**REQUIREMENT:** Find the string "JSON" in the data, then copy every line where it is found.

**GIVEN DATA:**

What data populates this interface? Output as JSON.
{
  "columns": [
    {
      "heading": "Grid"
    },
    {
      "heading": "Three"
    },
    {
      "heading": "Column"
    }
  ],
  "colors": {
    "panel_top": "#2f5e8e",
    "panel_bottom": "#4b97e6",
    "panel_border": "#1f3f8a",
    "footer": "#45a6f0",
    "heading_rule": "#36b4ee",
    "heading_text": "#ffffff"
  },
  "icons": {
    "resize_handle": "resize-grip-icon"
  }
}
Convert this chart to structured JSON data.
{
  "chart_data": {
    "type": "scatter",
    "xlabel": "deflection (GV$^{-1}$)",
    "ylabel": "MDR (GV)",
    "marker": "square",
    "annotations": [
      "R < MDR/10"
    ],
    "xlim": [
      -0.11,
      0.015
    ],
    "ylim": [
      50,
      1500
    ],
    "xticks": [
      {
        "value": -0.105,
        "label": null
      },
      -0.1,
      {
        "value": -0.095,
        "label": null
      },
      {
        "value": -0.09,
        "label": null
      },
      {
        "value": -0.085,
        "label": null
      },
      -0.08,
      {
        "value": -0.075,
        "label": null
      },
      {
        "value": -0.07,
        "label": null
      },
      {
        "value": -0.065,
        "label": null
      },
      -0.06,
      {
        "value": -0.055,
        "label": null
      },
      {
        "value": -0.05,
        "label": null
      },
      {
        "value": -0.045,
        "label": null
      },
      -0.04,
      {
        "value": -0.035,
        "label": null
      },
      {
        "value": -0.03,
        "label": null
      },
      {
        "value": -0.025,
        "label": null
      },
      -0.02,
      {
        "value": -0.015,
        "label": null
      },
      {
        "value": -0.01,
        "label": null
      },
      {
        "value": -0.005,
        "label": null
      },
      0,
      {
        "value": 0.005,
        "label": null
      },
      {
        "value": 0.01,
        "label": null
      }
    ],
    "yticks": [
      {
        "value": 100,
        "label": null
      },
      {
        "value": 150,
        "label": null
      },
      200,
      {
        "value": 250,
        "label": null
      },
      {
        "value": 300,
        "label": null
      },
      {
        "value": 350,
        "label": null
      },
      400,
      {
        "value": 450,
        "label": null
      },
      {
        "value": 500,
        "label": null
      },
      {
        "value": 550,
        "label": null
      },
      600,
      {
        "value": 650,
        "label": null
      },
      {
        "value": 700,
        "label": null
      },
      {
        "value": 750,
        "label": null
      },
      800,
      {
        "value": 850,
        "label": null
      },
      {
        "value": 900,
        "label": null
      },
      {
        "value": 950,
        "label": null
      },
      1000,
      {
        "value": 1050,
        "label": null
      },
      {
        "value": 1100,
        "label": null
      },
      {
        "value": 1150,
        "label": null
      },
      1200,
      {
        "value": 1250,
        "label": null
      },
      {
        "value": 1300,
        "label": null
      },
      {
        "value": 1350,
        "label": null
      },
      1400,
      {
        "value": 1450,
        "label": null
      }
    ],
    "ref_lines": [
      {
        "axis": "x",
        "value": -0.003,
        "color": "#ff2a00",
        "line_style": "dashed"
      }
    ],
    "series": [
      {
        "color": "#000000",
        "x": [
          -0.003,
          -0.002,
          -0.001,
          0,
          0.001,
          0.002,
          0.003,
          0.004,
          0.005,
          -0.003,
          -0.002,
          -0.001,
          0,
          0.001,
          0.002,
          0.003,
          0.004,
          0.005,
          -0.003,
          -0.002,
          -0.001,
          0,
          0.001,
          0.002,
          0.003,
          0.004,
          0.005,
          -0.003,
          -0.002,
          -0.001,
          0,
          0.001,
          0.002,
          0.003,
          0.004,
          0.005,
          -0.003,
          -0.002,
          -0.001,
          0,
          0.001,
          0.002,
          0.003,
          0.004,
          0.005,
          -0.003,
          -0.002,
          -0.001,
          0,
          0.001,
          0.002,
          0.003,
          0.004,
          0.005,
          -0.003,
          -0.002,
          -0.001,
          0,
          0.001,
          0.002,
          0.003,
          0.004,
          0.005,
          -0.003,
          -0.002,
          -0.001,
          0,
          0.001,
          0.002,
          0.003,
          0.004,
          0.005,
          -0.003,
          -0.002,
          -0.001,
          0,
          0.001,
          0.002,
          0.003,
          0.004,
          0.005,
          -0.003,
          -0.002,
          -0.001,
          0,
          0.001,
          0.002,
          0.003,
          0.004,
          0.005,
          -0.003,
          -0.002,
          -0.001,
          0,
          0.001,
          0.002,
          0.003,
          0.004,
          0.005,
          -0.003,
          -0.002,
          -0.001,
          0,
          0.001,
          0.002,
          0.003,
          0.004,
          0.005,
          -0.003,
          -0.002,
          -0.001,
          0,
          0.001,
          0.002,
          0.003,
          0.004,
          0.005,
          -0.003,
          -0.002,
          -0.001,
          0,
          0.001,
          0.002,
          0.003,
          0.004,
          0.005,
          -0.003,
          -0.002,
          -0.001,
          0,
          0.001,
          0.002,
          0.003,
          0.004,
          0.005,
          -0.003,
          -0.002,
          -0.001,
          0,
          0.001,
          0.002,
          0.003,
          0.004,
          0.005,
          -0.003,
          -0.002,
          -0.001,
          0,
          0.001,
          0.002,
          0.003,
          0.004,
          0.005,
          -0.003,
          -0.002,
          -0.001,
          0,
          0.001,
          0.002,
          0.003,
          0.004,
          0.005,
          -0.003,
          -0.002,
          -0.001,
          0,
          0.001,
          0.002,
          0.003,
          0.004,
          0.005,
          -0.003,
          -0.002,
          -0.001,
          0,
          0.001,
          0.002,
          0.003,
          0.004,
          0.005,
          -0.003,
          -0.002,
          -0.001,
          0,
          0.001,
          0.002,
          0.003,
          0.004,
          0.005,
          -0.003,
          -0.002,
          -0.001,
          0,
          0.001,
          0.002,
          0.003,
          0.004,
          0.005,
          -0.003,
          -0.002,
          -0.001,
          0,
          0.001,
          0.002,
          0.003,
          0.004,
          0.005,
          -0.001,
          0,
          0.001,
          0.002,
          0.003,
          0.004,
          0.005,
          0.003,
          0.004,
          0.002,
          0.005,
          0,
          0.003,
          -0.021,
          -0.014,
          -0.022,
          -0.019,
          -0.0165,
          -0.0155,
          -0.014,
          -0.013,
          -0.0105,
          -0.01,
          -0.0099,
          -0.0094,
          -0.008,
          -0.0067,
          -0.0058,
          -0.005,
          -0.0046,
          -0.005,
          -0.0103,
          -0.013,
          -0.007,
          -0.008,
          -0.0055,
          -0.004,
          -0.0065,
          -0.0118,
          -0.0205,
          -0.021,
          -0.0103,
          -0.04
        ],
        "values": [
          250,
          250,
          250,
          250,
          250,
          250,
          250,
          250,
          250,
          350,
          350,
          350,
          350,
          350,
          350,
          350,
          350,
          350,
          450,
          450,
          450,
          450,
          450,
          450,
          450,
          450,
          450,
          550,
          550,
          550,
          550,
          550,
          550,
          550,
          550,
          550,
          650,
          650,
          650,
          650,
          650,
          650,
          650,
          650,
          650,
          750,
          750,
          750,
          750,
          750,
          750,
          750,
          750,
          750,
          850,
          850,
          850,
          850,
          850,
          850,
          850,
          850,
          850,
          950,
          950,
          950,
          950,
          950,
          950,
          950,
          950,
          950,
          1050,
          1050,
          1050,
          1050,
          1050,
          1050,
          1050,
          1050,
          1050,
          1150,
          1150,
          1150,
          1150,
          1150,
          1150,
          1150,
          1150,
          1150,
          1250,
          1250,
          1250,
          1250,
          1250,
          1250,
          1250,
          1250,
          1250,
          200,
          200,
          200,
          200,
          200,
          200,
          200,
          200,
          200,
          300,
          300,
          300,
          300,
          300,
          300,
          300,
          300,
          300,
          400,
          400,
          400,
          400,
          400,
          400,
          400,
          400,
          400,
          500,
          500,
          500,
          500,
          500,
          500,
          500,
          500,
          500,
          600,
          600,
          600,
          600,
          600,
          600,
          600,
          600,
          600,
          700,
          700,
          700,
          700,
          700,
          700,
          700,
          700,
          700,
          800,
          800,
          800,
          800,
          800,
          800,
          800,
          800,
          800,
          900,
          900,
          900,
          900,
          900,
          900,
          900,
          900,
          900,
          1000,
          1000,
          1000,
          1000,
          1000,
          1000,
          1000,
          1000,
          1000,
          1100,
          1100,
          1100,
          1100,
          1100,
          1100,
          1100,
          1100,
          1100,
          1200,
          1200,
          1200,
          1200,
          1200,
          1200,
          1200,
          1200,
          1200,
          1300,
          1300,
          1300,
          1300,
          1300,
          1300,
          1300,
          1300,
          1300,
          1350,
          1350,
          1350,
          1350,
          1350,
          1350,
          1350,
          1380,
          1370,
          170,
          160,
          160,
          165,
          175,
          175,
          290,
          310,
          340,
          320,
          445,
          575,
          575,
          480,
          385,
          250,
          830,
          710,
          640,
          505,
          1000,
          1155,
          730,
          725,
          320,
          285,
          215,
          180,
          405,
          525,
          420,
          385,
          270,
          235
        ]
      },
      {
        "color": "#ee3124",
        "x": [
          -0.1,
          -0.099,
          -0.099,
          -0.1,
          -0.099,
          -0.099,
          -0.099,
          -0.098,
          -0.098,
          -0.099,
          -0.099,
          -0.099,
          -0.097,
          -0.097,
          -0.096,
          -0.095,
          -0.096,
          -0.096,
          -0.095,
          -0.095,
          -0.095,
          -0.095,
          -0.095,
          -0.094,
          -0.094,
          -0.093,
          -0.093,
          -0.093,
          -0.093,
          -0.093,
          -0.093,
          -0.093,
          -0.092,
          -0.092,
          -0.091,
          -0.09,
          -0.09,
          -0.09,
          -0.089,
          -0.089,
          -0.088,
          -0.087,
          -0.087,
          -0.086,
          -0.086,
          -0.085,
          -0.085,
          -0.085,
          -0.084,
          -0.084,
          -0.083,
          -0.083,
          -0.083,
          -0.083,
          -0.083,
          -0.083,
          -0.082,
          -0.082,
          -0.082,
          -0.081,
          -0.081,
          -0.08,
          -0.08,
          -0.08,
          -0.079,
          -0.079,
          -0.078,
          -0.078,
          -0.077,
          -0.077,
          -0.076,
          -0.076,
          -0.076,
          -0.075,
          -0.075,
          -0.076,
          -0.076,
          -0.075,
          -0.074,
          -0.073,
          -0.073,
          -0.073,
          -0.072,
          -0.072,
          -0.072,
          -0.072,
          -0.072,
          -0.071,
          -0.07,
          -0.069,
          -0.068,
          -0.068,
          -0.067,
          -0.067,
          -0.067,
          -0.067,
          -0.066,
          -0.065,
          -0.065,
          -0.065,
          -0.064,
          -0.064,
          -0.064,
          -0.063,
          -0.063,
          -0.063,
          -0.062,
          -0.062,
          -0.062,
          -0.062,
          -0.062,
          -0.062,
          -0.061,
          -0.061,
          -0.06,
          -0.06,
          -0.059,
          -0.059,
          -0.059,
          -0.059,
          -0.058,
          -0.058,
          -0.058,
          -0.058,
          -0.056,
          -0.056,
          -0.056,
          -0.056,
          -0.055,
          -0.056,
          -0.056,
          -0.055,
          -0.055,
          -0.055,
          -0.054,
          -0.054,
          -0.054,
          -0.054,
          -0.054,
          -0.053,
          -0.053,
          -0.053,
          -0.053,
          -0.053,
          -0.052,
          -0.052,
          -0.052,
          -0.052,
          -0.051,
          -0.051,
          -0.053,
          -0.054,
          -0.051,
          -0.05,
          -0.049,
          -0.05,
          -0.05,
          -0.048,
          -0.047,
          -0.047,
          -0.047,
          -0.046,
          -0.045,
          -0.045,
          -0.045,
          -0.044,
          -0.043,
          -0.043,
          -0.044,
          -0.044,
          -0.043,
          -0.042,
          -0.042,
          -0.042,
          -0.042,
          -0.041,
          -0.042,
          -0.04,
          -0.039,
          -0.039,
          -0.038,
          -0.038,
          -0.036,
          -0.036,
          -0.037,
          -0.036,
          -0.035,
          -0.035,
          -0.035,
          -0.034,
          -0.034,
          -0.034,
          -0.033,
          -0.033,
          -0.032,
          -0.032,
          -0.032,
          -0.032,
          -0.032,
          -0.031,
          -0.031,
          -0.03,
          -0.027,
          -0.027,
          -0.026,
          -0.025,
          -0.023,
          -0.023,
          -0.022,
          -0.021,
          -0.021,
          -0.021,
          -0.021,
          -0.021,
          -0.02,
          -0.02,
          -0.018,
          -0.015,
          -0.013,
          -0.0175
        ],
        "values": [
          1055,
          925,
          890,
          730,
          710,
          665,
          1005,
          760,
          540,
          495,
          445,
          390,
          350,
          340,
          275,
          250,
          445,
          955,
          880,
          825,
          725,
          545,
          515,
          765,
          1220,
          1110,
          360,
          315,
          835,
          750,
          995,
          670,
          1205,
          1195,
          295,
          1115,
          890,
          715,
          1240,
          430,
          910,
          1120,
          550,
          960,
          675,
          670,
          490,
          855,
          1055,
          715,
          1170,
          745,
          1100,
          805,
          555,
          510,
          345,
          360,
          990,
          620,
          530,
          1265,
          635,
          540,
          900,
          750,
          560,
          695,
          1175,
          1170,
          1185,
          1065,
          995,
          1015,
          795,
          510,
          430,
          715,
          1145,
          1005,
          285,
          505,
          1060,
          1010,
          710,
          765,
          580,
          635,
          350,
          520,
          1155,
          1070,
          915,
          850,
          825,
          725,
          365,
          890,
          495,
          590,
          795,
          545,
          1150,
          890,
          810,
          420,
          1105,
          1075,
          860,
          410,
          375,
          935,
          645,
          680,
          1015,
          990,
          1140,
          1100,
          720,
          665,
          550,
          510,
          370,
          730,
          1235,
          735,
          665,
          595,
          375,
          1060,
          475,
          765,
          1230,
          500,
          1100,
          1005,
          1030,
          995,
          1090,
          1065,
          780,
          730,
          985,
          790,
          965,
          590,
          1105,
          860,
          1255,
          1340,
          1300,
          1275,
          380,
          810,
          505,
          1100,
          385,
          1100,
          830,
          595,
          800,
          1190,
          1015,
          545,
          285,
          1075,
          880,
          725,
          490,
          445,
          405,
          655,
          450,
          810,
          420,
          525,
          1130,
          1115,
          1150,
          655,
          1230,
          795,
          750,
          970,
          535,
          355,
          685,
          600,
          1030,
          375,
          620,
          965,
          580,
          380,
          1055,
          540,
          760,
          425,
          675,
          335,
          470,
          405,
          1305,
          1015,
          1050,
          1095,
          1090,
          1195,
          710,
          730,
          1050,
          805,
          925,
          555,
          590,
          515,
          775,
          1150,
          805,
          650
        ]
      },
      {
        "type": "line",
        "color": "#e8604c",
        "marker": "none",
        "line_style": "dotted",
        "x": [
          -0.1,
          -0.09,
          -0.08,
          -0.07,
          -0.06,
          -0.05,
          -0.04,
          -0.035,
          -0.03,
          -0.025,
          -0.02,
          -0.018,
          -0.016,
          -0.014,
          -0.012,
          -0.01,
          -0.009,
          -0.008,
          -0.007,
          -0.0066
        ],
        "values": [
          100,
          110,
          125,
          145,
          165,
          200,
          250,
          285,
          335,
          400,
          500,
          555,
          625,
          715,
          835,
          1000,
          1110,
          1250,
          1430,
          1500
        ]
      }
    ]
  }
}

**EXPECTED ANSWER:**
What data populates this interface? Output as JSON.
Convert this chart to structured JSON data.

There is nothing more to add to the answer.